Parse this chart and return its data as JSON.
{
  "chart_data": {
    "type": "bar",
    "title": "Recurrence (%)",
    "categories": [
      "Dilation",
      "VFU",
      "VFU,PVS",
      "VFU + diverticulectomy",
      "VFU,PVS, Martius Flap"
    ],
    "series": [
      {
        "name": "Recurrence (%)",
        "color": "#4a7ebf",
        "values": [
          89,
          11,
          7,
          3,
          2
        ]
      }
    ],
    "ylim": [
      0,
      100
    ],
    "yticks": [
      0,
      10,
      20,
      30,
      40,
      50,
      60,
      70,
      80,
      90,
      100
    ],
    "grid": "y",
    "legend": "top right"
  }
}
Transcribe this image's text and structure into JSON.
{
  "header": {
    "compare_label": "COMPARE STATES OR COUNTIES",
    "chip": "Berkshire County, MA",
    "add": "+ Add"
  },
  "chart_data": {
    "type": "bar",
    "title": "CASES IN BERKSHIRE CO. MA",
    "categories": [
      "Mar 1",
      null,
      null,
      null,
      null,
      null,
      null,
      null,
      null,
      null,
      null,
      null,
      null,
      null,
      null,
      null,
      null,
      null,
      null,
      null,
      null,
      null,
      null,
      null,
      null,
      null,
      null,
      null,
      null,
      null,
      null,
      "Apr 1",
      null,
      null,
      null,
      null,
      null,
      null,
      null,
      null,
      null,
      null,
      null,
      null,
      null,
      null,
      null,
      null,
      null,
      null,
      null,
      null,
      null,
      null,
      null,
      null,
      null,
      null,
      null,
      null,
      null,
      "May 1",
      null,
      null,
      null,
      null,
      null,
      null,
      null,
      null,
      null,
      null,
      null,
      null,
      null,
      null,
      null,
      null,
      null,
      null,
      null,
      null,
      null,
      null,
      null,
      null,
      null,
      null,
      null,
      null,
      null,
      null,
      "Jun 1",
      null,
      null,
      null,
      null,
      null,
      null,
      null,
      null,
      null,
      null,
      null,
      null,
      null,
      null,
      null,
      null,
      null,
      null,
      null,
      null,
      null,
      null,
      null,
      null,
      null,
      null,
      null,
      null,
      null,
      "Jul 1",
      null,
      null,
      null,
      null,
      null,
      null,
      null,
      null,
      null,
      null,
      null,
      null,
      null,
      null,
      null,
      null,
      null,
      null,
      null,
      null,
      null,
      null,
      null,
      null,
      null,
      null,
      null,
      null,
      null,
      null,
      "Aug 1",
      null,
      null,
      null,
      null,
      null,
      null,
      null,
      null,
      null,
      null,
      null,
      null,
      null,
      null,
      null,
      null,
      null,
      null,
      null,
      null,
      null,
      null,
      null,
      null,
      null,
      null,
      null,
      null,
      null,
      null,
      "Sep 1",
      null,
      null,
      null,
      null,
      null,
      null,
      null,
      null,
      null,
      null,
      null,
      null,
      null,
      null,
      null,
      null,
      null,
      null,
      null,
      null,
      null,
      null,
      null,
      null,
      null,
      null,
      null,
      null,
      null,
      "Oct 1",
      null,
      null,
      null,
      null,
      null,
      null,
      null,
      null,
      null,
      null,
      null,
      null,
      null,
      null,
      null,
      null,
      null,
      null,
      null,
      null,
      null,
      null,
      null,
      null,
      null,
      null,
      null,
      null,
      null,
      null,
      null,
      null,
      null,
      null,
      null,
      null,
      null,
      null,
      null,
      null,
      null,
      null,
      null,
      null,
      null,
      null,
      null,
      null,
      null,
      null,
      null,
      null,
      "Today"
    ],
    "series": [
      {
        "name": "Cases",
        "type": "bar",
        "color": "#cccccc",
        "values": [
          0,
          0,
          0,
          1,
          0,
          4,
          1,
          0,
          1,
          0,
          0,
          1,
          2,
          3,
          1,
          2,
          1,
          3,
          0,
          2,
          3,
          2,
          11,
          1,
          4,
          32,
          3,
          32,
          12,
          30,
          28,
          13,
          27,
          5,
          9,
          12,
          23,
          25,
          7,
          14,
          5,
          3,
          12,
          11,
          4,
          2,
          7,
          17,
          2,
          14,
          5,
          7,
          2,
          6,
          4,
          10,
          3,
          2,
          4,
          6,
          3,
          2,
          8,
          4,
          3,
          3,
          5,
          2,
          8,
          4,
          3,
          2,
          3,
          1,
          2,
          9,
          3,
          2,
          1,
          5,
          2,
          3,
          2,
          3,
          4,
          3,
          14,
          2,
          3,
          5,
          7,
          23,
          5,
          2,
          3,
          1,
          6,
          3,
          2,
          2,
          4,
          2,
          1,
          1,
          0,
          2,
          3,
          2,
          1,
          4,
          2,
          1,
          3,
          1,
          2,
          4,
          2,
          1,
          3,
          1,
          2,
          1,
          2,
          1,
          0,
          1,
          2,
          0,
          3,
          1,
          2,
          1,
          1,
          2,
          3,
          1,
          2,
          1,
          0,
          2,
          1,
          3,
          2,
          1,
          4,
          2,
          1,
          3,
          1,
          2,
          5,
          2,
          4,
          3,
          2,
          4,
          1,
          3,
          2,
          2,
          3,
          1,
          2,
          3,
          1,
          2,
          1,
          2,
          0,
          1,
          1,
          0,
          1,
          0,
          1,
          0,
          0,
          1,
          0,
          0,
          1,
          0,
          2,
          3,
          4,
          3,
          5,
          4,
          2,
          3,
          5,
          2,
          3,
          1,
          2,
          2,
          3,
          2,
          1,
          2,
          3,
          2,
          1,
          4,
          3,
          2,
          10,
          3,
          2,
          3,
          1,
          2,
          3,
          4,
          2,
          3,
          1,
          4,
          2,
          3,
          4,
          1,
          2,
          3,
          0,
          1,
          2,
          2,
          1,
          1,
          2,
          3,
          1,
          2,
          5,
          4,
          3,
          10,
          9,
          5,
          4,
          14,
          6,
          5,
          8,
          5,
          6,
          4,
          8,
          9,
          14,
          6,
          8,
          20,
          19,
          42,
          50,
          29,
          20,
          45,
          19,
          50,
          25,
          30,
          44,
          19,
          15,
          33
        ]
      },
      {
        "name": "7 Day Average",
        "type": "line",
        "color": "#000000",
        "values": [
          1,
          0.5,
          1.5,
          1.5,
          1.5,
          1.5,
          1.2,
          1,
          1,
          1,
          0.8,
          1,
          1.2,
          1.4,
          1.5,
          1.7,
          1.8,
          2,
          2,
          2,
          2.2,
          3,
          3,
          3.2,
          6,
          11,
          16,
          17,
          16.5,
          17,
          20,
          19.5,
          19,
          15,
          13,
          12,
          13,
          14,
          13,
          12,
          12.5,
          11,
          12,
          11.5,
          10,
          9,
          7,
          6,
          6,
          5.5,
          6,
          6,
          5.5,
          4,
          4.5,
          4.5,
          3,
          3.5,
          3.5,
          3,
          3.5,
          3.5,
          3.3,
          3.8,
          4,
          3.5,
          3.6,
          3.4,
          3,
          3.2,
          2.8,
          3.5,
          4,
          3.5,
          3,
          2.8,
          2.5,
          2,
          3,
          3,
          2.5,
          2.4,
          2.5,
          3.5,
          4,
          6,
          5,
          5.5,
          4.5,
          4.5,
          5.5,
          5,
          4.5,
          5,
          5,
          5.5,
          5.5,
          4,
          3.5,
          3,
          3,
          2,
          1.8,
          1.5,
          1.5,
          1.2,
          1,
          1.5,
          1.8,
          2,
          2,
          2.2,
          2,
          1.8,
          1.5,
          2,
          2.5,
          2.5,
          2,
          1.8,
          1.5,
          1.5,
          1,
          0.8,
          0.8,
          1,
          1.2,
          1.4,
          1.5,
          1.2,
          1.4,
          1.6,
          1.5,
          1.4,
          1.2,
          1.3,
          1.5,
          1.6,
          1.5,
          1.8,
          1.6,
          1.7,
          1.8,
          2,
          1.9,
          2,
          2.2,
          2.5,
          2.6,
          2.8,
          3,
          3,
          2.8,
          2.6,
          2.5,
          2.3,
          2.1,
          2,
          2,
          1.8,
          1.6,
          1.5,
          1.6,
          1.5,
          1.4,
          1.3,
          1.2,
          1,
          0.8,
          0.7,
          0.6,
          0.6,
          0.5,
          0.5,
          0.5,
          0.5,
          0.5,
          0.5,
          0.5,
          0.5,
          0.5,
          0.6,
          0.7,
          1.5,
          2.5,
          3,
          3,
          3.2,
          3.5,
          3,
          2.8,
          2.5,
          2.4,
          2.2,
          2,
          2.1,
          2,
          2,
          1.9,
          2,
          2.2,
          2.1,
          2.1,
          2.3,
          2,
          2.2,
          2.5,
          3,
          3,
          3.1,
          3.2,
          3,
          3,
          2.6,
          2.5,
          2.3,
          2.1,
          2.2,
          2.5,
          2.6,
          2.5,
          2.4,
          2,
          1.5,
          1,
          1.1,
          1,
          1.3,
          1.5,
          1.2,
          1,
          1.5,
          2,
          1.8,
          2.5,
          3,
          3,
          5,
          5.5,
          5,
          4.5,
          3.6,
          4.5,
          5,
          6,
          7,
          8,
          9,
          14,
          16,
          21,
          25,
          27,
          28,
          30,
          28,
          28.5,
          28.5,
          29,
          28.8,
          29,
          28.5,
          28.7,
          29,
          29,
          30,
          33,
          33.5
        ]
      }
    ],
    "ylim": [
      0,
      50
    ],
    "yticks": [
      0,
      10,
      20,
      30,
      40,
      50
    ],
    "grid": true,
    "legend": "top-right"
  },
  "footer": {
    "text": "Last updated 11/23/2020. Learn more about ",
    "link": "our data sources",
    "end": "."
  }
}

> _Exercise_
Tally the lines of the data that hold the string "this". Answer with the number and nothing more.

> _The solution_
2